ENTRIES SHOWN
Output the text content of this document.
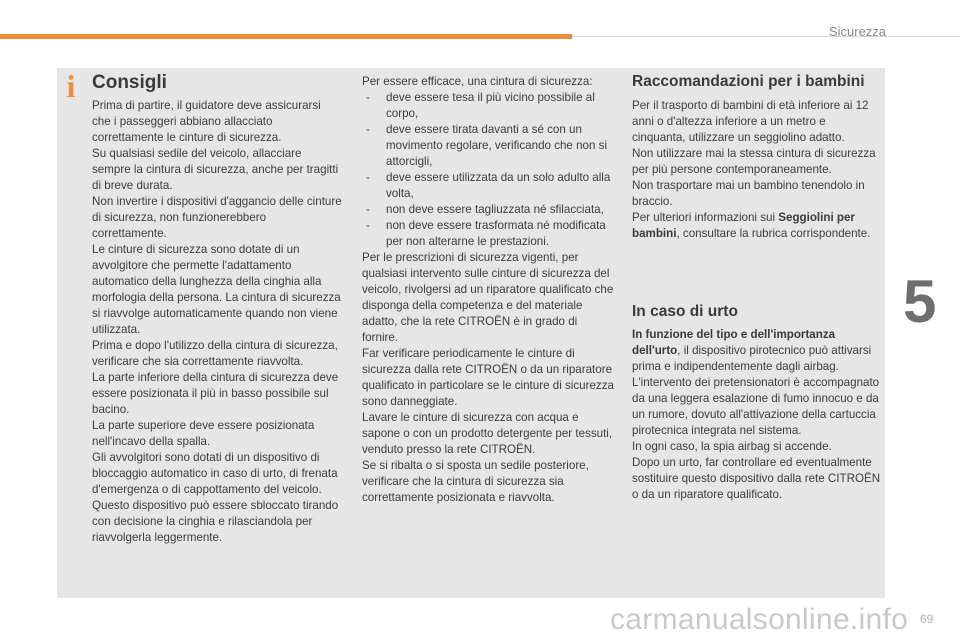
Sicurezza
i Consigli

Prima di partire, il guidatore deve assicurarsi che i passeggeri abbiano allacciato correttamente le cinture di sicurezza.

Su qualsiasi sedile del veicolo, allacciare sempre la cintura di sicurezza, anche per tragitti di breve durata.

Non invertire i dispositivi d'aggancio delle cinture di sicurezza, non funzionerebbero correttamente.

Le cinture di sicurezza sono dotate di un avvolgitore che permette l'adattamento automatico della lunghezza della cinghia alla morfologia della persona. La cintura di sicurezza si riavvolge automaticamente quando non viene utilizzata.

Prima e dopo l'utilizzo della cintura di sicurezza, verificare che sia correttamente riavvolta.

La parte inferiore della cintura di sicurezza deve essere posizionata il più in basso possibile sul bacino.

La parte superiore deve essere posizionata nell'incavo della spalla.

Gli avvolgitori sono dotati di un dispositivo di bloccaggio automatico in caso di urto, di frenata d'emergenza o di cappottamento del veicolo. Questo dispositivo può essere sbloccato tirando con decisione la cinghia e rilasciandola per riavvolgerla leggermente.

Per essere efficace, una cintura di sicurezza:

- deve essere tesa il più vicino possibile al corpo,
- deve essere tirata davanti a sé con un movimento regolare, verificando che non si attorcigli,
- deve essere utilizzata da un solo adulto alla volta,
- non deve essere tagliuzzata né sfilacciata,
- non deve essere trasformata né modificata per non alterarne le prestazioni.

Per le prescrizioni di sicurezza vigenti, per qualsiasi intervento sulle cinture di sicurezza del veicolo, rivolgersi ad un riparatore qualificato che disponga della competenza e del materiale adatto, che la rete CITROËN è in grado di fornire.

Far verificare periodicamente le cinture di sicurezza dalla rete CITROËN o da un riparatore qualificato in particolare se le cinture di sicurezza sono danneggiate.

Lavare le cinture di sicurezza con acqua e sapone o con un prodotto detergente per tessuti, venduto presso la rete CITROËN.

Se si ribalta o si sposta un sedile posteriore, verificare che la cintura di sicurezza sia correttamente posizionata e riavvolta.

Raccomandazioni per i bambini

Per il trasporto di bambini di età inferiore ai 12 anni o d'altezza inferiore a un metro e cinquanta, utilizzare un seggiolino adatto.

Non utilizzare mai la stessa cintura di sicurezza per più persone contemporaneamente.

Non trasportare mai un bambino tenendolo in braccio.

Per ulteriori informazioni sui Seggiolini per bambini, consultare la rubrica corrispondente.

In caso di urto

In funzione del tipo e dell'importanza dell'urto, il dispositivo pirotecnico può attivarsi prima e indipendentemente dagli airbag. L'intervento dei pretensionatori è accompagnato da una leggera esalazione di fumo innocuo e da un rumore, dovuto all'attivazione della cartuccia pirotecnica integrata nel sistema.

In ogni caso, la spia airbag si accende.

Dopo un urto, far controllare ed eventualmente sostituire questo dispositivo dalla rete CITROËN o da un riparatore qualificato.

5
carmanualsonline.info 69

WHAT YOU HAVE TO DO
Copy all the records above exactly, but leave out the pictures.

SOLVED PROBLEM
Output the text content of this document.
Sicurezza
i Consigli

Prima di partire, il guidatore deve assicurarsi che i passeggeri abbiano allacciato correttamente le cinture di sicurezza.

Su qualsiasi sedile del veicolo, allacciare sempre la cintura di sicurezza, anche per tragitti di breve durata.

Non invertire i dispositivi d'aggancio delle cinture di sicurezza, non funzionerebbero correttamente.

Le cinture di sicurezza sono dotate di un avvolgitore che permette l'adattamento automatico della lunghezza della cinghia alla morfologia della persona. La cintura di sicurezza si riavvolge automaticamente quando non viene utilizzata.

Prima e dopo l'utilizzo della cintura di sicurezza, verificare che sia correttamente riavvolta.

La parte inferiore della cintura di sicurezza deve essere posizionata il più in basso possibile sul bacino.

La parte superiore deve essere posizionata nell'incavo della spalla.

Gli avvolgitori sono dotati di un dispositivo di bloccaggio automatico in caso di urto, di frenata d'emergenza o di cappottamento del veicolo. Questo dispositivo può essere sbloccato tirando con decisione la cinghia e rilasciandola per riavvolgerla leggermente.

Per essere efficace, una cintura di sicurezza:

- deve essere tesa il più vicino possibile al corpo,
- deve essere tirata davanti a sé con un movimento regolare, verificando che non si attorcigli,
- deve essere utilizzata da un solo adulto alla volta,
- non deve essere tagliuzzata né sfilacciata,
- non deve essere trasformata né modificata per non alterarne le prestazioni.

Per le prescrizioni di sicurezza vigenti, per qualsiasi intervento sulle cinture di sicurezza del veicolo, rivolgersi ad un riparatore qualificato che disponga della competenza e del materiale adatto, che la rete CITROËN è in grado di fornire.

Far verificare periodicamente le cinture di sicurezza dalla rete CITROËN o da un riparatore qualificato in particolare se le cinture di sicurezza sono danneggiate.

Lavare le cinture di sicurezza con acqua e sapone o con un prodotto detergente per tessuti, venduto presso la rete CITROËN.

Se si ribalta o si sposta un sedile posteriore, verificare che la cintura di sicurezza sia correttamente posizionata e riavvolta.

Raccomandazioni per i bambini

Per il trasporto di bambini di età inferiore ai 12 anni o d'altezza inferiore a un metro e cinquanta, utilizzare un seggiolino adatto.

Non utilizzare mai la stessa cintura di sicurezza per più persone contemporaneamente.

Non trasportare mai un bambino tenendolo in braccio.

Per ulteriori informazioni sui Seggiolini per bambini, consultare la rubrica corrispondente.

In caso di urto

In funzione del tipo e dell'importanza dell'urto, il dispositivo pirotecnico può attivarsi prima e indipendentemente dagli airbag. L'intervento dei pretensionatori è accompagnato da una leggera esalazione di fumo innocuo e da un rumore, dovuto all'attivazione della cartuccia pirotecnica integrata nel sistema.

In ogni caso, la spia airbag si accende.

Dopo un urto, far controllare ed eventualmente sostituire questo dispositivo dalla rete CITROËN o da un riparatore qualificato.

5
carmanualsonline.info 69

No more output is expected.